Collection entries
## start
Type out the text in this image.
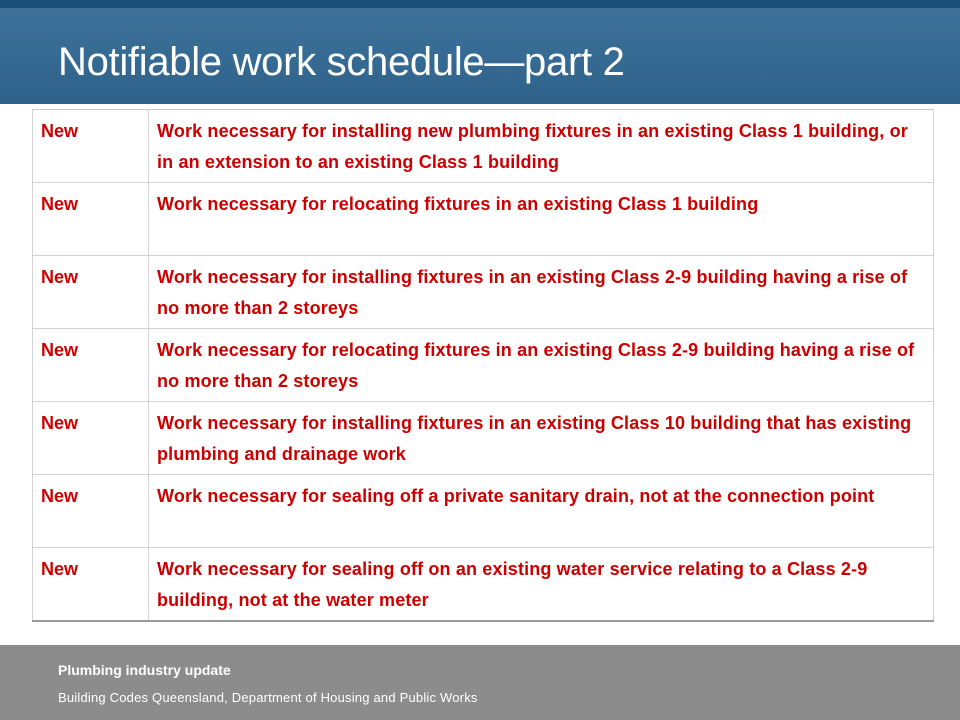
Notifiable work schedule—part 2
New	Work necessary for installing new plumbing fixtures in an existing Class 1 building, or in an extension to an existing Class 1 building
New	Work necessary for relocating fixtures in an existing Class 1 building
New	Work necessary for installing fixtures in an existing Class 2-9 building having a rise of no more than 2 storeys
New	Work necessary for relocating fixtures in an existing Class 2-9 building having a rise of no more than 2 storeys
New	Work necessary for installing fixtures in an existing Class 10 building that has existing plumbing and drainage work
New	Work necessary for sealing off a private sanitary drain, not at the connection point
New	Work necessary for sealing off on an existing water service relating to a Class 2-9 building, not at the water meter
Plumbing industry update
Building Codes Queensland, Department of Housing and Public Works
## end
Work required: Gather every line from the entries above where the word "relocating" appears, and copy them.

Result for this exercise:
New	Work necessary for relocating fixtures in an existing Class 1 building
New	Work necessary for relocating fixtures in an existing Class 2-9 building having a rise of no more than 2 storeys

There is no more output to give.